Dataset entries
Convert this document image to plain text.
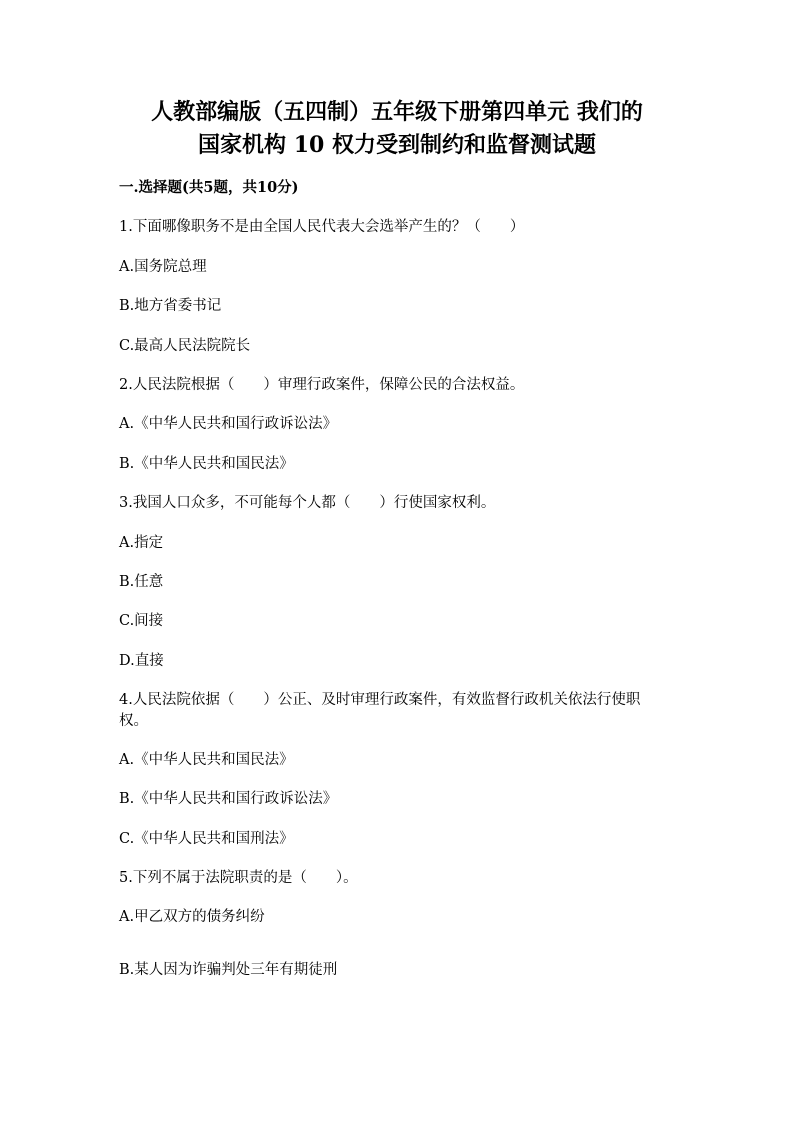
人教部编版（五四制）五年级下册第四单元 我们的
国家机构 10 权力受到制约和监督测试题
一.选择题(共5题，共10分)
1.下面哪像职务不是由全国人民代表大会选举产生的？（　　）
A.国务院总理
B.地方省委书记
C.最高人民法院院长
2.人民法院根据（　　）审理行政案件，保障公民的合法权益。
A.《中华人民共和国行政诉讼法》
B.《中华人民共和国民法》
3.我国人口众多，不可能每个人都（　　）行使国家权利。
A.指定
B.任意
C.间接
D.直接
4.人民法院依据（　　）公正、及时审理行政案件，有效监督行政机关依法行使职权。
A.《中华人民共和国民法》
B.《中华人民共和国行政诉讼法》
C.《中华人民共和国刑法》
5.下列不属于法院职责的是（　　）。
A.甲乙双方的债务纠纷
B.某人因为诈骗判处三年有期徒刑
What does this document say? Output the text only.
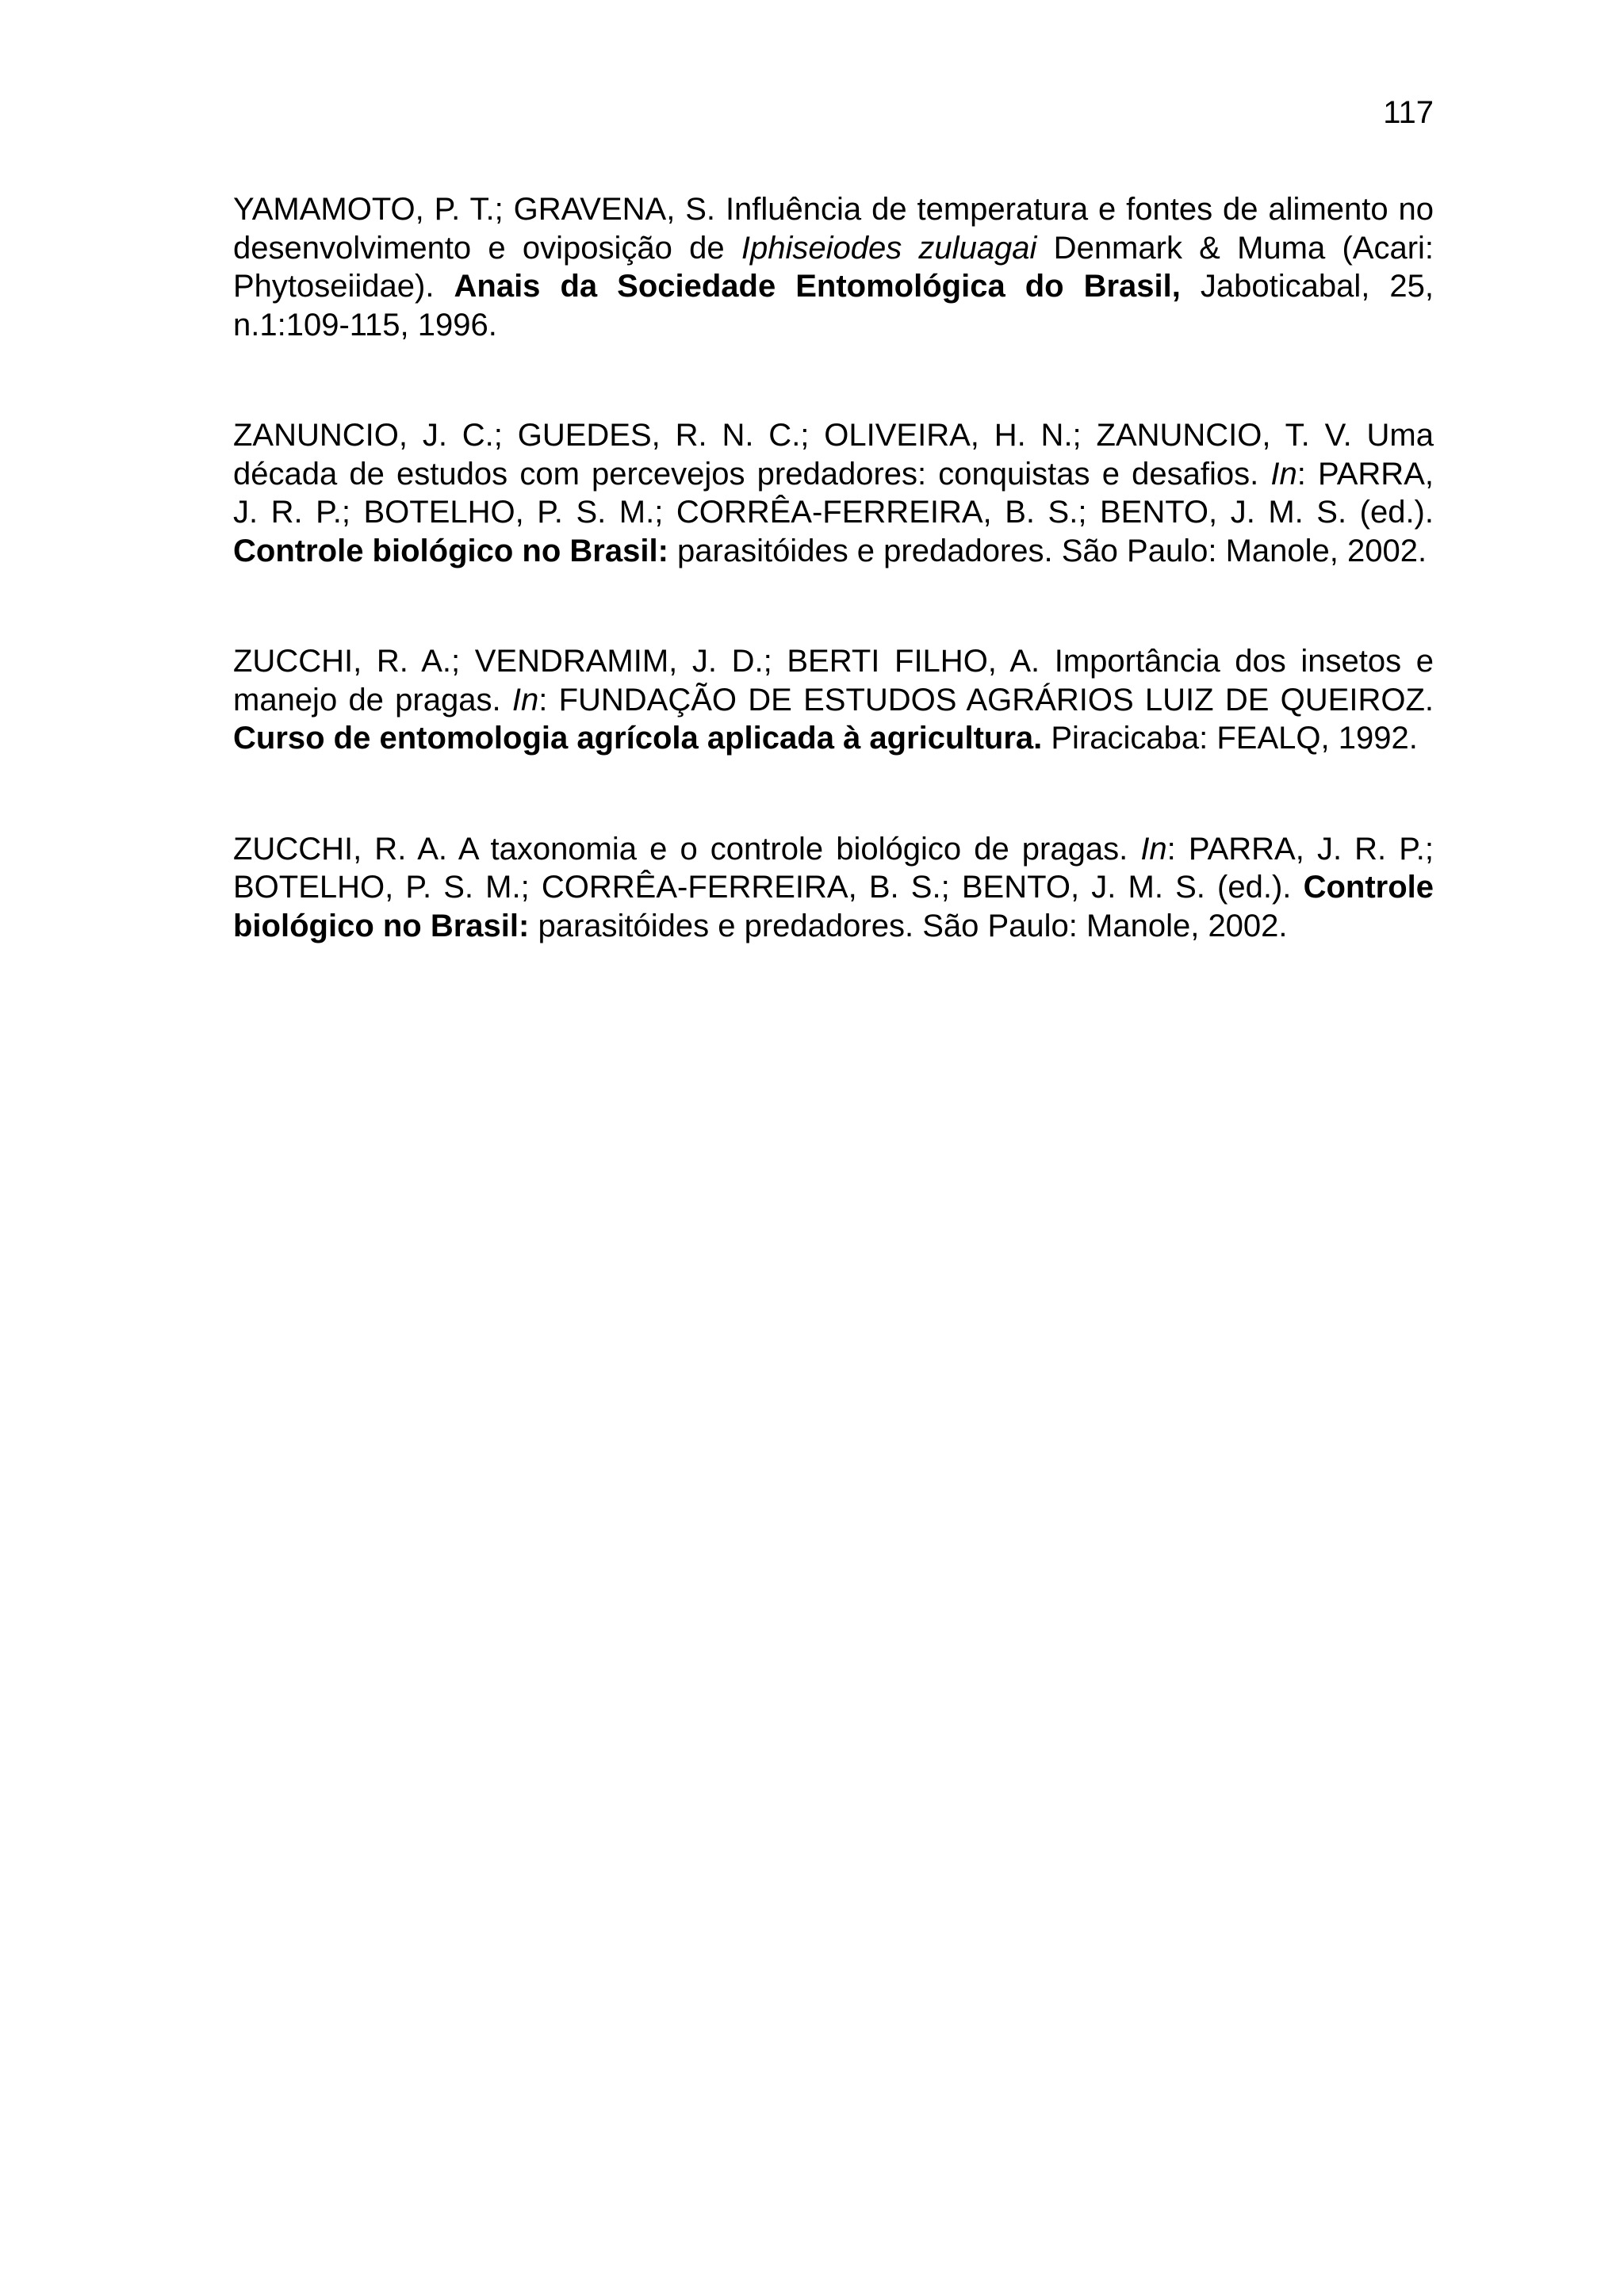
117

YAMAMOTO, P. T.; GRAVENA, S. Influência de temperatura e fontes de alimento no desenvolvimento e oviposição de Iphiseiodes zuluagai Denmark & Muma (Acari: Phytoseiidae). Anais da Sociedade Entomológica do Brasil, Jaboticabal, 25, n.1:109-115, 1996.

ZANUNCIO, J. C.; GUEDES, R. N. C.; OLIVEIRA, H. N.; ZANUNCIO, T. V. Uma década de estudos com percevejos predadores: conquistas e desafios. In: PARRA, J. R. P.; BOTELHO, P. S. M.; CORRÊA-FERREIRA, B. S.; BENTO, J. M. S. (ed.). Controle biológico no Brasil: parasitóides e predadores. São Paulo: Manole, 2002.

ZUCCHI, R. A.; VENDRAMIM, J. D.; BERTI FILHO, A. Importância dos insetos e manejo de pragas. In: FUNDAÇÃO DE ESTUDOS AGRÁRIOS LUIZ DE QUEIROZ. Curso de entomologia agrícola aplicada à agricultura. Piracicaba: FEALQ, 1992.

ZUCCHI, R. A. A taxonomia e o controle biológico de pragas. In: PARRA, J. R. P.; BOTELHO, P. S. M.; CORRÊA-FERREIRA, B. S.; BENTO, J. M. S. (ed.). Controle biológico no Brasil: parasitóides e predadores. São Paulo: Manole, 2002.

EXERCISE: Give the number of lines above that hold the word "parasitóides", and nothing more.

SOLUTION: 2